EXERCISE
Return each line containing the string "отношении".

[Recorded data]
..............................

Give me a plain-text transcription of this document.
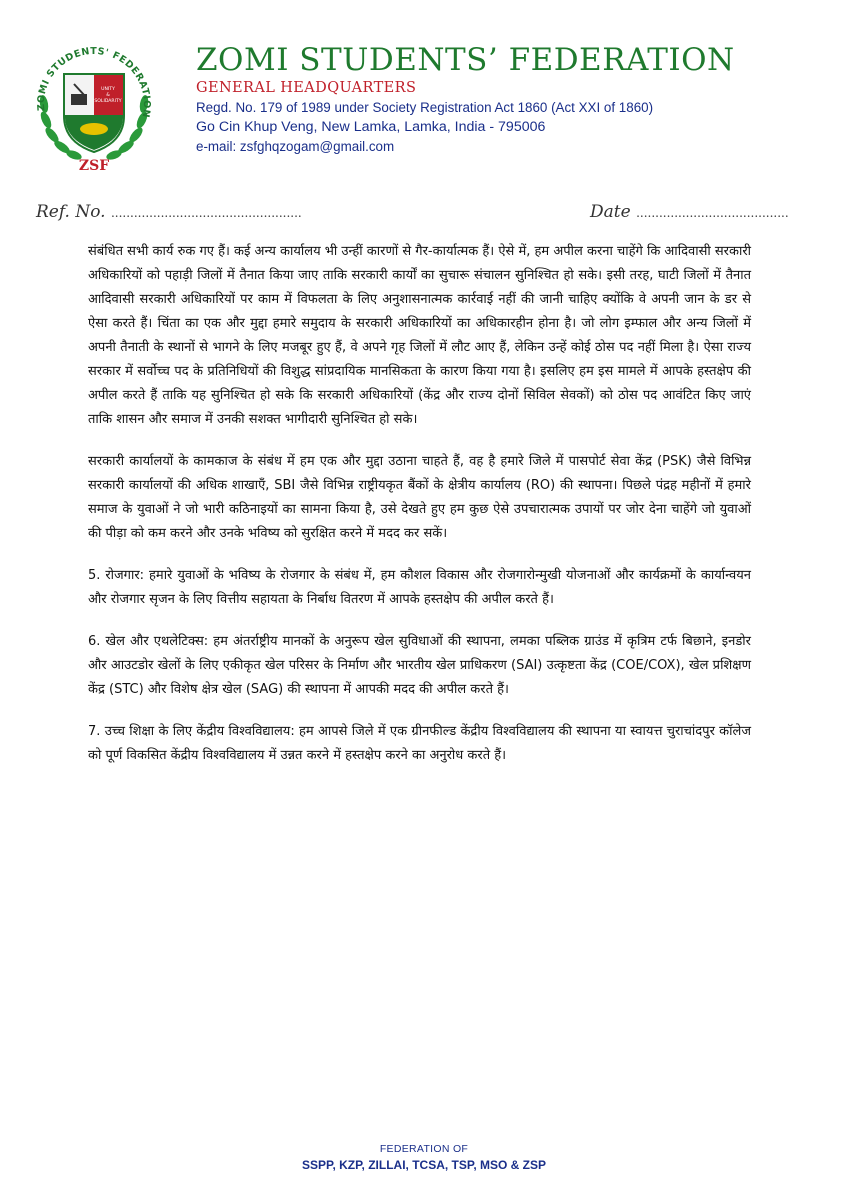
ZOMI STUDENTS' FEDERATION
UNITY
&
SOLIDARITY
ZSF
ZOMI STUDENTS’ FEDERATION
GENERAL HEADQUARTERS
Regd. No. 179 of 1989 under Society Registration Act 1860 (Act XXI of 1860)
Go Cin Khup Veng, New Lamka, Lamka, India - 795006
e-mail: zsfghqzogam@gmail.com
Ref. No. ..................................................	Date ........................................

संबंधित सभी कार्य रुक गए हैं। कई अन्य कार्यालय भी उन्हीं कारणों से गैर-कार्यात्मक हैं। ऐसे में, हम अपील करना चाहेंगे कि आदिवासी सरकारी अधिकारियों को पहाड़ी जिलों में तैनात किया जाए ताकि सरकारी कार्यों का सुचारू संचालन सुनिश्चित हो सके। इसी तरह, घाटी जिलों में तैनात आदिवासी सरकारी अधिकारियों पर काम में विफलता के लिए अनुशासनात्मक कार्रवाई नहीं की जानी चाहिए क्योंकि वे अपनी जान के डर से ऐसा करते हैं। चिंता का एक और मुद्दा हमारे समुदाय के सरकारी अधिकारियों का अधिकारहीन होना है। जो लोग इम्फाल और अन्य जिलों में अपनी तैनाती के स्थानों से भागने के लिए मजबूर हुए हैं, वे अपने गृह जिलों में लौट आए हैं, लेकिन उन्हें कोई ठोस पद नहीं मिला है। ऐसा राज्य सरकार में सर्वोच्च पद के प्रतिनिधियों की विशुद्ध सांप्रदायिक मानसिकता के कारण किया गया है। इसलिए हम इस मामले में आपके हस्तक्षेप की अपील करते हैं ताकि यह सुनिश्चित हो सके कि सरकारी अधिकारियों (केंद्र और राज्य दोनों सिविल सेवकों) को ठोस पद आवंटित किए जाएं ताकि शासन और समाज में उनकी सशक्त भागीदारी सुनिश्चित हो सके।

सरकारी कार्यालयों के कामकाज के संबंध में हम एक और मुद्दा उठाना चाहते हैं, वह है हमारे जिले में पासपोर्ट सेवा केंद्र (PSK) जैसे विभिन्न सरकारी कार्यालयों की अधिक शाखाएँ, SBI जैसे विभिन्न राष्ट्रीयकृत बैंकों के क्षेत्रीय कार्यालय (RO) की स्थापना। पिछले पंद्रह महीनों में हमारे समाज के युवाओं ने जो भारी कठिनाइयों का सामना किया है, उसे देखते हुए हम कुछ ऐसे उपचारात्मक उपायों पर जोर देना चाहेंगे जो युवाओं की पीड़ा को कम करने और उनके भविष्य को सुरक्षित करने में मदद कर सकें।

5. रोजगार: हमारे युवाओं के भविष्य के रोजगार के संबंध में, हम कौशल विकास और रोजगारोन्मुखी योजनाओं और कार्यक्रमों के कार्यान्वयन और रोजगार सृजन के लिए वित्तीय सहायता के निर्बाध वितरण में आपके हस्तक्षेप की अपील करते हैं।

6. खेल और एथलेटिक्स: हम अंतर्राष्ट्रीय मानकों के अनुरूप खेल सुविधाओं की स्थापना, लमका पब्लिक ग्राउंड में कृत्रिम टर्फ बिछाने, इनडोर और आउटडोर खेलों के लिए एकीकृत खेल परिसर के निर्माण और भारतीय खेल प्राधिकरण (SAI) उत्कृष्टता केंद्र (COE/COX), खेल प्रशिक्षण केंद्र (STC) और विशेष क्षेत्र खेल (SAG) की स्थापना में आपकी मदद की अपील करते हैं।

7. उच्च शिक्षा के लिए केंद्रीय विश्वविद्यालय: हम आपसे जिले में एक ग्रीनफील्ड केंद्रीय विश्वविद्यालय की स्थापना या स्वायत्त चुराचांदपुर कॉलेज को पूर्ण विकसित केंद्रीय विश्वविद्यालय में उन्नत करने में हस्तक्षेप करने का अनुरोध करते हैं।

FEDERATION OF
SSPP, KZP, ZILLAI, TCSA, TSP, MSO & ZSP
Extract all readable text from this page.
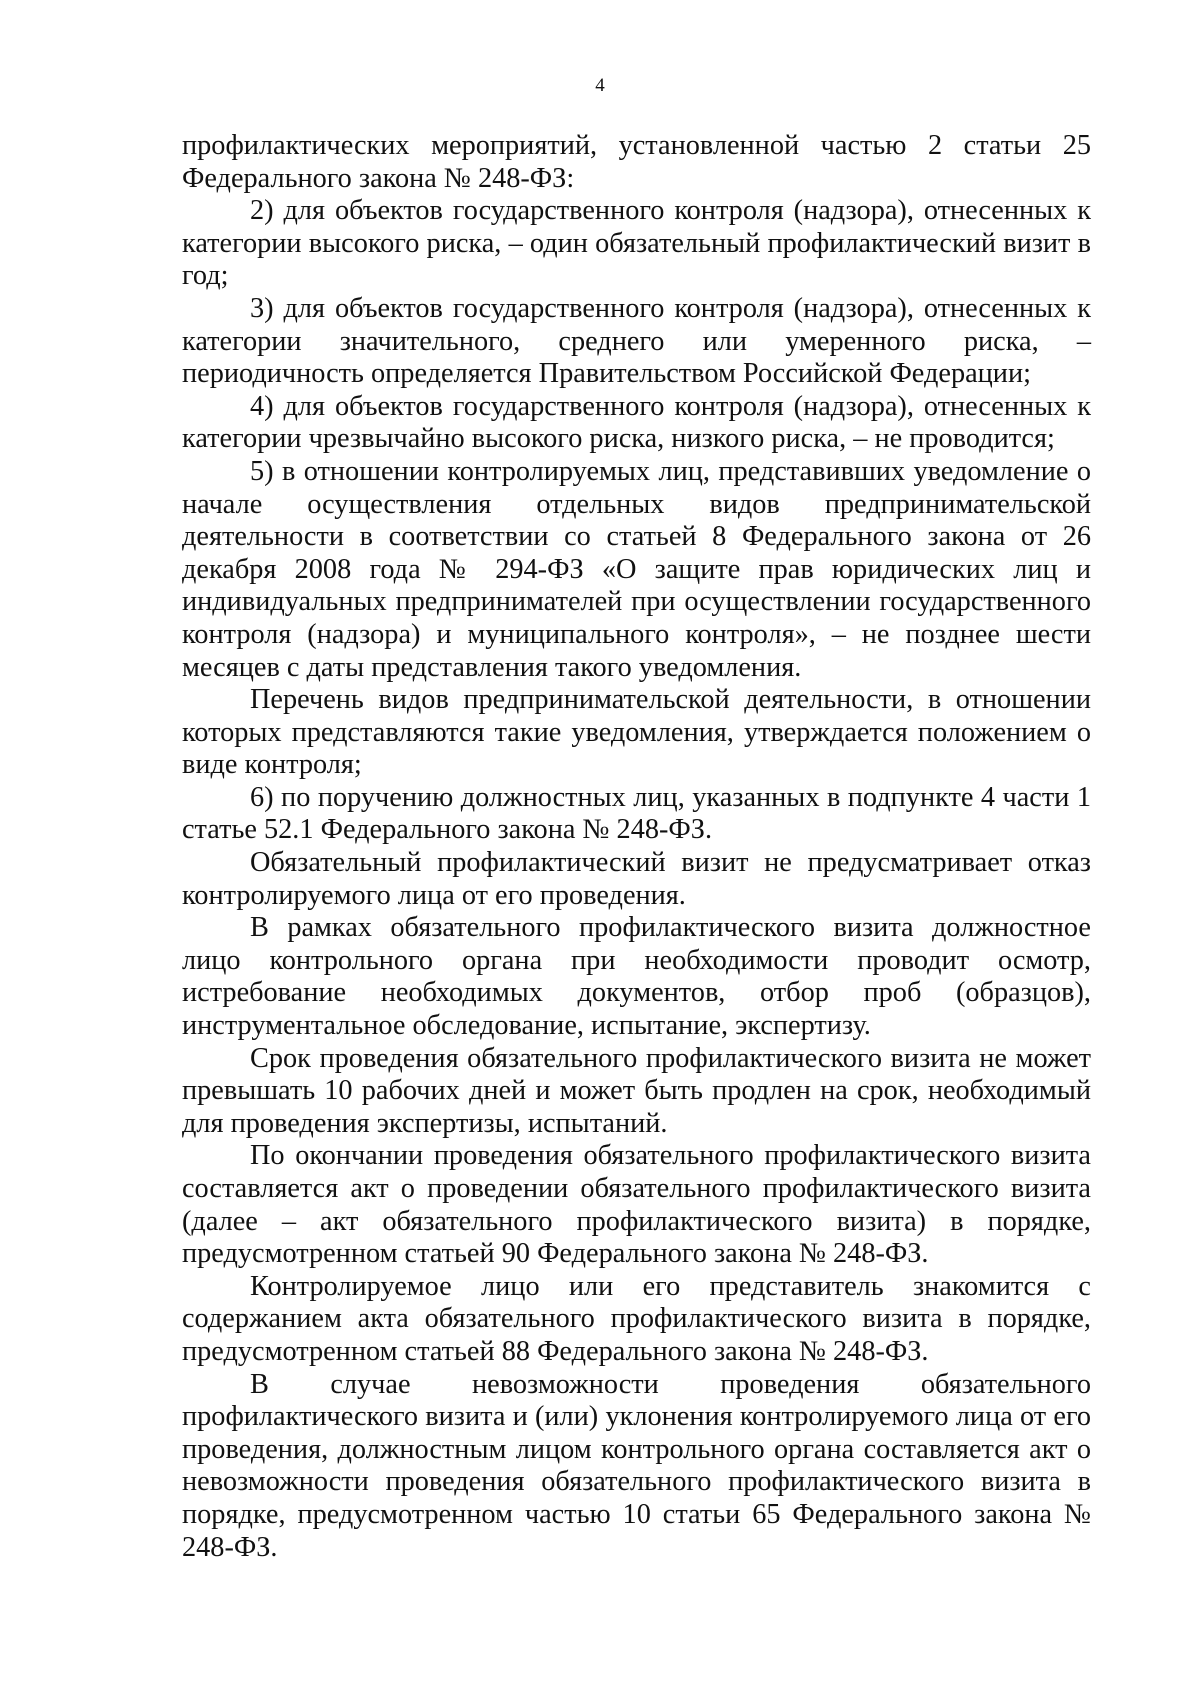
4

профилактических мероприятий, установленной частью 2 статьи 25 Федерального закона № 248-ФЗ:

2) для объектов государственного контроля (надзора), отнесенных к категории высокого риска, – один обязательный профилактический визит в год;

3) для объектов государственного контроля (надзора), отнесенных к категории значительного, среднего или умеренного риска, – периодичность определяется Правительством Российской Федерации;

4) для объектов государственного контроля (надзора), отнесенных к категории чрезвычайно высокого риска, низкого риска, – не проводится;

5) в отношении контролируемых лиц, представивших уведомление о начале осуществления отдельных видов предпринимательской деятельности в соответствии со статьей 8 Федерального закона от 26 декабря 2008 года № 294-ФЗ «О защите прав юридических лиц и индивидуальных предпринимателей при осуществлении государственного контроля (надзора) и муниципального контроля», – не позднее шести месяцев с даты представления такого уведомления.

Перечень видов предпринимательской деятельности, в отношении которых представляются такие уведомления, утверждается положением о виде контроля;

6) по поручению должностных лиц, указанных в подпункте 4 части 1 статье 52.1 Федерального закона № 248-ФЗ.

Обязательный профилактический визит не предусматривает отказ контролируемого лица от его проведения.

В рамках обязательного профилактического визита должностное лицо контрольного органа при необходимости проводит осмотр, истребование необходимых документов, отбор проб (образцов), инструментальное обследование, испытание, экспертизу.

Срок проведения обязательного профилактического визита не может превышать 10 рабочих дней и может быть продлен на срок, необходимый для проведения экспертизы, испытаний.

По окончании проведения обязательного профилактического визита составляется акт о проведении обязательного профилактического визита (далее – акт обязательного профилактического визита) в порядке, предусмотренном статьей 90 Федерального закона № 248-ФЗ.

Контролируемое лицо или его представитель знакомится с содержанием акта обязательного профилактического визита в порядке, предусмотренном статьей 88 Федерального закона № 248-ФЗ.

В случае невозможности проведения обязательного профилактического визита и (или) уклонения контролируемого лица от его проведения, должностным лицом контрольного органа составляется акт о невозможности проведения обязательного профилактического визита в порядке, предусмотренном частью 10 статьи 65 Федерального закона № 248-ФЗ.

..............................

RESULT OF THIS TASK
5) в отношении контролируемых лиц, представивших уведомление о начале осуществления отдельных видов предпринимательской деятельности в соответствии со статьей 8 Федерального закона от 26 декабря 2008 года № 294-ФЗ «О защите прав юридических лиц и индивидуальных предпринимателей при осуществлении государственного контроля (надзора) и муниципального контроля», – не позднее шести месяцев с даты представления такого уведомления.
Перечень видов предпринимательской деятельности, в отношении которых представляются такие уведомления, утверждается положением о виде контроля;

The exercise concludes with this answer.